▶ _Exercise 1_
According to the passage on Mountain Village, in what year was the village incorporated under that name?
▶ _Exercise 2_
Please continue the passage on Mountain Village, picking up after its last sentence.

▶ _Text block_
┌──
Mountain Village first appeared on the 1920 U.S. Census as the unincorporated village of "Mountain." It continued to report as Mountain until its incorporation as Mountain Village in 1967.

Historical population
| Census | Pop. | Note | %± |
| 1920 | 136 |  | — |
| 1930 | 76 |  | −44.1% |
| 1940 | 128 |  | 68.4% |
| 1950 | 221 |  | 72.7% |
| 1960 | 300 |  | 35.7% |
| 1970 | 419 |  | 39.7% |
| 1980 | 583 |  | 39.1% |
| 1990 | 674 |  | 15.6% |
| 2000 | 755 |  | 12.0% |
| 2010 | 813 |  | 7.7% |
| 2020 | 621 |  | −23.6% |
U.S. Decennial Census

===2020 census===

As of the 2020 census, Mountain Village had a population of 621. The median age was 29.0 years. 33.7% of residents were under the age of 18 and 6.8% of residents were 65 years of age or older. For every 100 females there were 103.6 males, and for every 100 females age 18 and over there were 108.1 males age 18 and over.

0.0% of residents lived in urban areas, while 100.0% lived in rural areas.

There were 174 households in Mountain Village, of which 55.7% had children under the age of 18 living in them. Of all households, 35.6% were married-couple households, 20.7% were households with a male householder and no spouse or partner present, and 24.7% were households with a female householder and no spouse or partner present. About 15.0% of all households were made up of individuals and 1.7% had someone living alone who was 65 years of age or older.

There were 198 housing units, of which 12.1% were vacant. The homeowner vacancy rate was 4.7% and the rental vacancy rate was 9.8%.
└──
Dataset entries
┌──
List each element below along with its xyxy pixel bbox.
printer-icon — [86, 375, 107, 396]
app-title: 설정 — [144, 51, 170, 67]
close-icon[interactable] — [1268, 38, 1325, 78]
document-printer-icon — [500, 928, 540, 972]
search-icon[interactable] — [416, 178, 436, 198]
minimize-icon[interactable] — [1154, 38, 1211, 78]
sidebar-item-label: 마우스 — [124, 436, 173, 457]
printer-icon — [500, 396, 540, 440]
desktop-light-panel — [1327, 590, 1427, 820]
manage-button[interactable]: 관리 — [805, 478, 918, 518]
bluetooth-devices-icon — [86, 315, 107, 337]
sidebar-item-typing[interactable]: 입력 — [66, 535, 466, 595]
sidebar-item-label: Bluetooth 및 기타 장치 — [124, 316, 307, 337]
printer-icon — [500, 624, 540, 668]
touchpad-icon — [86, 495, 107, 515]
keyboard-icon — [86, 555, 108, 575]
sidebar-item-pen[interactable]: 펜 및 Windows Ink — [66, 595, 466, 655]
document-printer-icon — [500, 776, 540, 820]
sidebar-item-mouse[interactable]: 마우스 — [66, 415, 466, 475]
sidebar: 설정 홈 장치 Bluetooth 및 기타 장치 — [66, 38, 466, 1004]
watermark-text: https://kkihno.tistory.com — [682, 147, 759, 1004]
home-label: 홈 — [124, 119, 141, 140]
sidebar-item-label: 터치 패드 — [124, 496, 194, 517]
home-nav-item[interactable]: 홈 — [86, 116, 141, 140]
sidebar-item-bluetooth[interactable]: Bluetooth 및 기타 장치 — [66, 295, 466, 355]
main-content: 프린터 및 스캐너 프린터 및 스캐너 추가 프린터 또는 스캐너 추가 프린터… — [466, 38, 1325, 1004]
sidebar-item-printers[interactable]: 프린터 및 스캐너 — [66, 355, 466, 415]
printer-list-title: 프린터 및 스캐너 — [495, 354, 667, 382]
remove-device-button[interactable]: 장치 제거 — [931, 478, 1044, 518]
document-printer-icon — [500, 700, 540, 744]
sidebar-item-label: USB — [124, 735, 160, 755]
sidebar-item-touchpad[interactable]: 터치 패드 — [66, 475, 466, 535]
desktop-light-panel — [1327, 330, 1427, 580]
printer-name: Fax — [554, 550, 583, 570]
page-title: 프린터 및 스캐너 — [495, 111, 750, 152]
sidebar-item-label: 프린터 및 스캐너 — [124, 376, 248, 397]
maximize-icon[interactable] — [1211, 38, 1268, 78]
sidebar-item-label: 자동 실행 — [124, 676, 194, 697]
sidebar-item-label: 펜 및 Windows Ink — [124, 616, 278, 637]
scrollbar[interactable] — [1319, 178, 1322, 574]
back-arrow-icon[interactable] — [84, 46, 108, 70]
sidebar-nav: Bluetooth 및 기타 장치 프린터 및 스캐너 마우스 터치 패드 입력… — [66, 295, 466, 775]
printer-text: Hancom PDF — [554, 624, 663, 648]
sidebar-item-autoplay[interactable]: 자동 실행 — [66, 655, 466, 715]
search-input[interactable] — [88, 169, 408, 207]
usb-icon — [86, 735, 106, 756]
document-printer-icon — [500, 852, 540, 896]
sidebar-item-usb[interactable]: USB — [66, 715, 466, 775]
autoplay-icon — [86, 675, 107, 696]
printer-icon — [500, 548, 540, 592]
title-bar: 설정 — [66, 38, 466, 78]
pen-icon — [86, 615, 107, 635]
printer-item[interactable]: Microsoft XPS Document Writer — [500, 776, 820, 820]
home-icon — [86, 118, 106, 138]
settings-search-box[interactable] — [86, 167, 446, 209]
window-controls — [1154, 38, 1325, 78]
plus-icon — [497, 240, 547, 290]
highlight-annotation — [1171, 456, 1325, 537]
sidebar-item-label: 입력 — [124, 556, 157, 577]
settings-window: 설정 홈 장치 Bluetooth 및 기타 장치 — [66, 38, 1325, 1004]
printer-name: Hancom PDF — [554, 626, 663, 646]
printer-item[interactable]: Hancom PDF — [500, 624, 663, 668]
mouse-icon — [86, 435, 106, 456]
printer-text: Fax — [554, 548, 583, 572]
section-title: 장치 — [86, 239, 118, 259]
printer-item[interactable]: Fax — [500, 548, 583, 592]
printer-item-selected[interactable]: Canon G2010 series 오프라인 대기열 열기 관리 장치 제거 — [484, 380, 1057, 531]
└──
▶ _Answer section 1_
1967

▶ _Answer section 2_
Racial composition as of the 2020 census
| Race | Number | Percent |
|---|---|---|
| White | 19 | 3.1% |
| Black or African American | 6 | 1.0% |
| American Indian and Alaska Native | 585 | 94.2% |
| Asian | 3 | 0.5% |
| Native Hawaiian and Other Pacific Islander | 0 | 0.0% |
| Some other race | 1 | 0.2% |
| Two or more races | 7 | 1.1% |
| Hispanic or Latino (of any race) | 0 | 0.0% |

===2000 census===

As of the census of 2000, there were 755 people, 183 households, and 146 families residing in the city. The population density was 173.7 PD/sqmi. There were 211 housing units at an average density of 48.5 /mi2. The racial makeup of the city was 6.36% White, 90.46% Native American, 0.13% Pacific Islander, and 3.05% from two or more races. 0.40% of the population were Hispanic or Latino of any race.

There were 183 households, out of which 56.8% had children under the age of 18 living with them, 46.4% were married couples living together, 21.3% had a female householder with no husband present, and 19.7% were non-families. 17.5% of all households were made up of individuals, and 1.6% had someone living alone who was 65 years of age or older. The average household size was 4.13 and the average family size was 4.69.

In the city, the age distribution of the population shows 42.4% under the age of 18, 9.9% from 18 to 24, 29.3% from 25 to 44, 13.5% from 45 to 64, and 4.9% who were 65 years of age or older. The median age was 23 years. For every 100 females, there were 98.2 males. For every 100 females age 18 and over, there were 96.8 males.

The median income for a household in the city was $31,250, and the median income for a family was $30,000. Males had a median income of $34,375 versus $32,917 for females. The per capita income for the city was $9,653. About 21.1% of families and 22.2% of the population were below the poverty line, including 30.1% of those under age 18 and none of those age 65 or over.
==Education==
K-12 students attend Mountain Village School, operated by the Lower Yukon School District. The district is headquartered in Mountain Village.